[start Dataset content]
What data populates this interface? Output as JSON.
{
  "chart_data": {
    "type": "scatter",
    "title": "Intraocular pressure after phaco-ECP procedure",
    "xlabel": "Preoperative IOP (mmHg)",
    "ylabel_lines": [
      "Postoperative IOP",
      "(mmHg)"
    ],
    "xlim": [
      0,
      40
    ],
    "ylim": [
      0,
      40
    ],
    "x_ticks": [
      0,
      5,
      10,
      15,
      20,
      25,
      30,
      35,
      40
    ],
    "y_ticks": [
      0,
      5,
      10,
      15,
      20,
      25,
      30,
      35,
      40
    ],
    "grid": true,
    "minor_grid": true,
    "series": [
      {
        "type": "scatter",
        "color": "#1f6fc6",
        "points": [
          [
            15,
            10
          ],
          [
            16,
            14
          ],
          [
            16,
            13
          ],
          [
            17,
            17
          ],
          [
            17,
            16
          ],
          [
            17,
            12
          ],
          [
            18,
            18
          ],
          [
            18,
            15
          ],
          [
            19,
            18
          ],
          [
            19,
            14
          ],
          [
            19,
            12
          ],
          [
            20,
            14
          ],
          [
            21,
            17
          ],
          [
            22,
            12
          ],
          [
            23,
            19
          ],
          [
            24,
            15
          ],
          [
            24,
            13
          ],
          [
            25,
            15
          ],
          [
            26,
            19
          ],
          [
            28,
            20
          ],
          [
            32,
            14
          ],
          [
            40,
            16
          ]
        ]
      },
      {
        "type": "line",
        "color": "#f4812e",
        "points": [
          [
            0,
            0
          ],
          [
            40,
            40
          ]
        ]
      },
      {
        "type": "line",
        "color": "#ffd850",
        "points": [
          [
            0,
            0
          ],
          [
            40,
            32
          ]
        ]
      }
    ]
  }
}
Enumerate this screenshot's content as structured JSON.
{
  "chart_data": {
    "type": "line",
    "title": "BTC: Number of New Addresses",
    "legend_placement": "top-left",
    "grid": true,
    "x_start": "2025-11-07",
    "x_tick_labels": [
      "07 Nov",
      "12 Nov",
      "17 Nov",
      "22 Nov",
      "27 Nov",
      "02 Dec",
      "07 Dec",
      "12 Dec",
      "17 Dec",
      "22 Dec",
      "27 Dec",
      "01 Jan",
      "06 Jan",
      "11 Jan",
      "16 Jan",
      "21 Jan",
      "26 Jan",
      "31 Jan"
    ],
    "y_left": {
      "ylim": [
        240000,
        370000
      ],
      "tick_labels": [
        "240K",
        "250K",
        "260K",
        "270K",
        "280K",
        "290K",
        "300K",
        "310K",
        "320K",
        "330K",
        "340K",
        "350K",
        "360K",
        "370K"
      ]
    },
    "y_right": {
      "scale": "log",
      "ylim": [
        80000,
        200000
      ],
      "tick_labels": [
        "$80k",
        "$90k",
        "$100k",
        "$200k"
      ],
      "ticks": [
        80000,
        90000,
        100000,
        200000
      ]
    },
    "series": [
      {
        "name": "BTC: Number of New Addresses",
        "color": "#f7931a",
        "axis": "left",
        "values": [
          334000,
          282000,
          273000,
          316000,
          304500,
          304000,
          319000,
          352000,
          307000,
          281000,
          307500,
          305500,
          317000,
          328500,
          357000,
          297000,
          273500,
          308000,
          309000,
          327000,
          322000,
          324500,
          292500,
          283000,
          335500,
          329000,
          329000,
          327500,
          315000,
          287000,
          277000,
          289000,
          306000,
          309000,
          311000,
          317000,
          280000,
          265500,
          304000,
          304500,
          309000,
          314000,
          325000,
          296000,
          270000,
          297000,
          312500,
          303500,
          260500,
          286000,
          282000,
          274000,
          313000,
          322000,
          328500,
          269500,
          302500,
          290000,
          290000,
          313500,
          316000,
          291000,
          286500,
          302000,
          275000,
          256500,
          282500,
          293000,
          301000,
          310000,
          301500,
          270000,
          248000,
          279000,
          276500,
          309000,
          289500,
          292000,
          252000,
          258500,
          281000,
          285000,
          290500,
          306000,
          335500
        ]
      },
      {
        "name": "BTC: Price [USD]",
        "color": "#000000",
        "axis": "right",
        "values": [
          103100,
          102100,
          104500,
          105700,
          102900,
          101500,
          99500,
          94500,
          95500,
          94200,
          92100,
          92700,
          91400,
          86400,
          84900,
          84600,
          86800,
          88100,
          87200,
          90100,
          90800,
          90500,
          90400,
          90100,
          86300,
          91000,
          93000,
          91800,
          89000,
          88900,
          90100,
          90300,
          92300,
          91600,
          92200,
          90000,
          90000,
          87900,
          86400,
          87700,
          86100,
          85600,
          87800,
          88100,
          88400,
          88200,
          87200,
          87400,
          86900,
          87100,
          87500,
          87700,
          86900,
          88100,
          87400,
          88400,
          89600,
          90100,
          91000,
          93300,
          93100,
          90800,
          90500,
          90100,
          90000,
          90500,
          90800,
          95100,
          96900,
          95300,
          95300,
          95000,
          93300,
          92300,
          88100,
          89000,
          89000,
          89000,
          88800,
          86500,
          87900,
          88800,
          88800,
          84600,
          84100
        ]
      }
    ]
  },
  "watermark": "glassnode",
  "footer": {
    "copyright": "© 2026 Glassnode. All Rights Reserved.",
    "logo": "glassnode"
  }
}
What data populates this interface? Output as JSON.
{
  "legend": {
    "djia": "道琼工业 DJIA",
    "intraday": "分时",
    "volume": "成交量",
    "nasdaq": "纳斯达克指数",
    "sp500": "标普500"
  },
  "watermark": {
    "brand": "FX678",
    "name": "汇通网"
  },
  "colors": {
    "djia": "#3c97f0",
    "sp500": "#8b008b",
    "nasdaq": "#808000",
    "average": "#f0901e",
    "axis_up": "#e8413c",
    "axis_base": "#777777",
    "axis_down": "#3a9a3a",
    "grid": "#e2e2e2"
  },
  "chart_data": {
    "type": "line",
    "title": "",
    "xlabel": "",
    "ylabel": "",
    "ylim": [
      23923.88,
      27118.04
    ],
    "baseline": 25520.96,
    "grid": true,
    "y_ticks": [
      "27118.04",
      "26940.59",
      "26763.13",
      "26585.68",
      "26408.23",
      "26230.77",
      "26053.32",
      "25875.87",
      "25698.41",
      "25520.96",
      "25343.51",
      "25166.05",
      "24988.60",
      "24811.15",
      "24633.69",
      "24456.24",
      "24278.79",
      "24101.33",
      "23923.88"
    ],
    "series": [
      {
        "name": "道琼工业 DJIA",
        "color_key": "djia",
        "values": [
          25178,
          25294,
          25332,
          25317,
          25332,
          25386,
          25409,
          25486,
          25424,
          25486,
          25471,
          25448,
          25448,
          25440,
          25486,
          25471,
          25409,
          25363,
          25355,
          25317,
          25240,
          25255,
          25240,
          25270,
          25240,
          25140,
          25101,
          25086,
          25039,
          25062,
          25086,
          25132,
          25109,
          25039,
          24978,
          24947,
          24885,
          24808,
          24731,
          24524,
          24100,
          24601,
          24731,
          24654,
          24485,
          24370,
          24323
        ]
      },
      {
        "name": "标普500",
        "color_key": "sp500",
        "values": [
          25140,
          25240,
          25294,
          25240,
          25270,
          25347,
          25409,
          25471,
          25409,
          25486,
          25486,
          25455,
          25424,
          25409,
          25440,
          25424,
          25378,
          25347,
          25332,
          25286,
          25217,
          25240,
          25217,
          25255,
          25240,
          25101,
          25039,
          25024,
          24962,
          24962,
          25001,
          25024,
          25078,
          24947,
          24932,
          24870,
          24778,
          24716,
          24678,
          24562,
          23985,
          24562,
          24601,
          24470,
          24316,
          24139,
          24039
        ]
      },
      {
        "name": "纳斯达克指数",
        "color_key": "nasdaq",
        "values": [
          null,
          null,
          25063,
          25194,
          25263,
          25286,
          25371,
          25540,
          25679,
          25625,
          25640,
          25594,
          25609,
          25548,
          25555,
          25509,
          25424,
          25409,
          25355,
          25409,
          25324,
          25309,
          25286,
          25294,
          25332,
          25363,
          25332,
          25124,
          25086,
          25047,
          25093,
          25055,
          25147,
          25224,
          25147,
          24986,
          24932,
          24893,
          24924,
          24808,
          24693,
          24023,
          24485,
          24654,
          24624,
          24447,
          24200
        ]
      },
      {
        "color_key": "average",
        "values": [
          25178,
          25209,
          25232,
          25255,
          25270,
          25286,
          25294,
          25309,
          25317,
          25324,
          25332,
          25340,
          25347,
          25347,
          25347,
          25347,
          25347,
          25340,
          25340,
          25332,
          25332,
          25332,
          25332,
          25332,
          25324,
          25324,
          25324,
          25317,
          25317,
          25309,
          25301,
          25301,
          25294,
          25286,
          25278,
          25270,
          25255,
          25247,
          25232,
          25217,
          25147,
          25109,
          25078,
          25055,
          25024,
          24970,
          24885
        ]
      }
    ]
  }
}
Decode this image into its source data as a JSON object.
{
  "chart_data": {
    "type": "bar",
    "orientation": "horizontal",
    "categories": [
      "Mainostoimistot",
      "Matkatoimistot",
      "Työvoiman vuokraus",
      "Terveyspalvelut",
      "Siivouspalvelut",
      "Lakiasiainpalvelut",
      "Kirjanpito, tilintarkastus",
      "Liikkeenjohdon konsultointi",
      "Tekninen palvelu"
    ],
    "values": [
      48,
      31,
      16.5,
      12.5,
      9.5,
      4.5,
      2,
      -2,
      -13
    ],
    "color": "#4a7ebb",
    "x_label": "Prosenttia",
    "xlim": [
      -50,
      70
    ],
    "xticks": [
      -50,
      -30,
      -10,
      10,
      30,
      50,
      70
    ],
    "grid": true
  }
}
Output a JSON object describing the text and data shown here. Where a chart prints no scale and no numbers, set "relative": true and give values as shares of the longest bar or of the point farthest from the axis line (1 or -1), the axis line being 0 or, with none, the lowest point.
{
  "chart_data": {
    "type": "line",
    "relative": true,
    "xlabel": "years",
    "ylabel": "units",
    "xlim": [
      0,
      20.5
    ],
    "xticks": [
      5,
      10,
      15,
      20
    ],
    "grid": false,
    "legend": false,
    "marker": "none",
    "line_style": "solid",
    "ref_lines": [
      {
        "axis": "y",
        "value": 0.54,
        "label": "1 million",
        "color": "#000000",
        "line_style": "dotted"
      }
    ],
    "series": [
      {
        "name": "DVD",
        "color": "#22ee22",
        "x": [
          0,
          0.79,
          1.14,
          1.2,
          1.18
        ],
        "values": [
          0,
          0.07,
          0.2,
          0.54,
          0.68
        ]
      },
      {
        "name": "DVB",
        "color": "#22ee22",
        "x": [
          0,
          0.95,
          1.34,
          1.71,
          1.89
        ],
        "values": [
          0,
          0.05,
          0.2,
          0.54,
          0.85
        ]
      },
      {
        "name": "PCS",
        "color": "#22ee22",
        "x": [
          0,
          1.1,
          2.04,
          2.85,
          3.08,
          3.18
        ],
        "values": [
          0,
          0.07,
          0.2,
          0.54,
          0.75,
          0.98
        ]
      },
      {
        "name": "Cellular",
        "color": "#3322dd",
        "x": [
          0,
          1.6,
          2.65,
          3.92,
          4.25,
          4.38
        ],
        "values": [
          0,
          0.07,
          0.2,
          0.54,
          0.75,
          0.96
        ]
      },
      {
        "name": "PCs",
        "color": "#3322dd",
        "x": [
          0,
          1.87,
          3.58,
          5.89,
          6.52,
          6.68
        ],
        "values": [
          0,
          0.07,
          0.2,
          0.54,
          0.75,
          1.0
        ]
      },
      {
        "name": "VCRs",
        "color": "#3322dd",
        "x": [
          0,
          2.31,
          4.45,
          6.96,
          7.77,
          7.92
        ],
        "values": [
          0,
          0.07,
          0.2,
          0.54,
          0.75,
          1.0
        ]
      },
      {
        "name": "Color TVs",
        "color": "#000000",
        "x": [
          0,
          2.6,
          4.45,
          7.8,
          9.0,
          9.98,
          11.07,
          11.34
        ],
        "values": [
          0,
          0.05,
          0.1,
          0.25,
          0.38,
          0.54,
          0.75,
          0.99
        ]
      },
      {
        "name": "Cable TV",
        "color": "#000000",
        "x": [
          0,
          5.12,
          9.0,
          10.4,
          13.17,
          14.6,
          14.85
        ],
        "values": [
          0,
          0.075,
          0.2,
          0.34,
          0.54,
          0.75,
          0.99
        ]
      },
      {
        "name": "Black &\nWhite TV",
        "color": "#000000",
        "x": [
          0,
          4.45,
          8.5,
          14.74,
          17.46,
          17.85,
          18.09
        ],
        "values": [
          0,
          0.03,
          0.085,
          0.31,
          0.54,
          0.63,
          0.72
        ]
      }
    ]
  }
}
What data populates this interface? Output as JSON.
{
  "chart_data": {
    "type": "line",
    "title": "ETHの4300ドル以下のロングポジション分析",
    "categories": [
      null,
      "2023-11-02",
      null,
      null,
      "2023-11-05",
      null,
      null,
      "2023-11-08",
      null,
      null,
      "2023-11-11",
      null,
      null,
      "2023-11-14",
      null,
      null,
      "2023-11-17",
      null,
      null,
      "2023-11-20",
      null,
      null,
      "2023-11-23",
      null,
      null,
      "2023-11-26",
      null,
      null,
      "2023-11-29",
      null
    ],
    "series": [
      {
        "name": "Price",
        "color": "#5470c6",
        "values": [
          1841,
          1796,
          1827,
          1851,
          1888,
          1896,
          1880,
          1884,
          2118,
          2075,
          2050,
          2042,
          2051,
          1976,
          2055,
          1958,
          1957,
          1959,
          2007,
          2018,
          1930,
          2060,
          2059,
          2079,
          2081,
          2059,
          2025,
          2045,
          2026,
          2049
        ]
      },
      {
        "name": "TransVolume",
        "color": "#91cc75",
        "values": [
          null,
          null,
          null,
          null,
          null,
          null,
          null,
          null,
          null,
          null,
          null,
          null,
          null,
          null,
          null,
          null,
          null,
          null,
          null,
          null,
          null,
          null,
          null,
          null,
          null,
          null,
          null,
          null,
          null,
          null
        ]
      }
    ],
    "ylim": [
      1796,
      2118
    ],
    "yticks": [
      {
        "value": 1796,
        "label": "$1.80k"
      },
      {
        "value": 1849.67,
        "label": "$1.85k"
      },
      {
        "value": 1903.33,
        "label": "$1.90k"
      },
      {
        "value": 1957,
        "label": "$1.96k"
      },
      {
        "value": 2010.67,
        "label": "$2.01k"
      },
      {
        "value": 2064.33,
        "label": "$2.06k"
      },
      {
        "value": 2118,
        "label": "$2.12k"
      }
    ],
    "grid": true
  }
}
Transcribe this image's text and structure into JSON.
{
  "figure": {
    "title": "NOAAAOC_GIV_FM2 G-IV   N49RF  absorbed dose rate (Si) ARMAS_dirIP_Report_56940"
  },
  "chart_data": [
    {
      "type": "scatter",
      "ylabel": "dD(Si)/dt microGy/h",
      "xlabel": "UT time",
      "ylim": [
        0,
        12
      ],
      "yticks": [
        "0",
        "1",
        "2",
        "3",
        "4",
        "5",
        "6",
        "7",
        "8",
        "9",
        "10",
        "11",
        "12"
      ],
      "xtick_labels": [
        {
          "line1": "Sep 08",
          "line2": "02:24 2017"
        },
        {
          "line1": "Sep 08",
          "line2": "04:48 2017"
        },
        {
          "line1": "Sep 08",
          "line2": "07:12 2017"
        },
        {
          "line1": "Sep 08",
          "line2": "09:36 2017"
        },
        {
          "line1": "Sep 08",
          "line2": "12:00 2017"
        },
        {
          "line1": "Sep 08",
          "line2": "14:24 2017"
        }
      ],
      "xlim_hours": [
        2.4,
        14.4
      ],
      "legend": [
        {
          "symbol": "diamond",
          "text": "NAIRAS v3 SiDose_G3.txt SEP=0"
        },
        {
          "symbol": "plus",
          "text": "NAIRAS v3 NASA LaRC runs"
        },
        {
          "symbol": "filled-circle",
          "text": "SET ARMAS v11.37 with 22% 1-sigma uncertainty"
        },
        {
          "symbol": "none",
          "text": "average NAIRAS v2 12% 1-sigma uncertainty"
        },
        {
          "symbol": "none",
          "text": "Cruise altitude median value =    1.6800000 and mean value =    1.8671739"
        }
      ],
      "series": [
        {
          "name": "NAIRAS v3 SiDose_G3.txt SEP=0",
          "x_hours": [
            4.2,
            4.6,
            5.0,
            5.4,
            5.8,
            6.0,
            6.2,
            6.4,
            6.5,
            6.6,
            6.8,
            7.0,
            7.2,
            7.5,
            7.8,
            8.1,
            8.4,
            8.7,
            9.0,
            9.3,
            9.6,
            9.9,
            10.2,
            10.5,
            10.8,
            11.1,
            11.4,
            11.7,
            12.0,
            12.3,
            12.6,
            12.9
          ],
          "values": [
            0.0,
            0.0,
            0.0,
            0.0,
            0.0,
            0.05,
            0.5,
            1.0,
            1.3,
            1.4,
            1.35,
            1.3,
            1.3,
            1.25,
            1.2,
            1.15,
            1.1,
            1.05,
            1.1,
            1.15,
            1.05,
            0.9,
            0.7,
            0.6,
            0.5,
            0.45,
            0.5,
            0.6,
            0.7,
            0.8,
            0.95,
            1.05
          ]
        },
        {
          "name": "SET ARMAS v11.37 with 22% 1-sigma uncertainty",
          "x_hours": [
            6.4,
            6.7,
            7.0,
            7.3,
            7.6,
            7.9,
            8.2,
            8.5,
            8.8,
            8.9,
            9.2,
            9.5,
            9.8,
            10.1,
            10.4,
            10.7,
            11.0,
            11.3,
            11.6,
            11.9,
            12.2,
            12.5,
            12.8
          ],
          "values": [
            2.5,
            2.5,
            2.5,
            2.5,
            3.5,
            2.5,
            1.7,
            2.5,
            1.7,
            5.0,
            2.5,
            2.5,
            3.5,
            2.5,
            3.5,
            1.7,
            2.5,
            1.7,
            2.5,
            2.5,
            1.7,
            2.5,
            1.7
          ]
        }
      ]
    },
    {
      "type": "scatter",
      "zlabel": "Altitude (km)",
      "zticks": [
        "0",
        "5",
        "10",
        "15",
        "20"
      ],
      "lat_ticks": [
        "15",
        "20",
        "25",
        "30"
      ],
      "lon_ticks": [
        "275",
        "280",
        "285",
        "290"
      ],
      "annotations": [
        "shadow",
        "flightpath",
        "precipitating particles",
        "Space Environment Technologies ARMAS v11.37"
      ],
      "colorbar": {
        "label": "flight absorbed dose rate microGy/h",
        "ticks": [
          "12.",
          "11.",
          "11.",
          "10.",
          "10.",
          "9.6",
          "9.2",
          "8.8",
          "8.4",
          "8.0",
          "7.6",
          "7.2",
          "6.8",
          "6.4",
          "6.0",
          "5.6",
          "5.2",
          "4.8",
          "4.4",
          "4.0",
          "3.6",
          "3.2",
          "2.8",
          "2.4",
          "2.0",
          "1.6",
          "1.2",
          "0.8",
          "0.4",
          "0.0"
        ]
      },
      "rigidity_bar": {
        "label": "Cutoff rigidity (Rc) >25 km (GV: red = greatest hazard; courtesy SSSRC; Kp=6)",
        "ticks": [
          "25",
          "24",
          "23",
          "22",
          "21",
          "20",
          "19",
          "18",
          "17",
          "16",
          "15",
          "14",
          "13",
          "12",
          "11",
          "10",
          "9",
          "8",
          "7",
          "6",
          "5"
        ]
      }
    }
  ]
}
[end Dataset content]
» Brief:
In the entries above, find lines with "nasdaq" and copy each.

» Answer to this exercise:
    "nasdaq": "纳斯达克指数",
    "nasdaq": "#808000",
        "color_key": "nasdaq",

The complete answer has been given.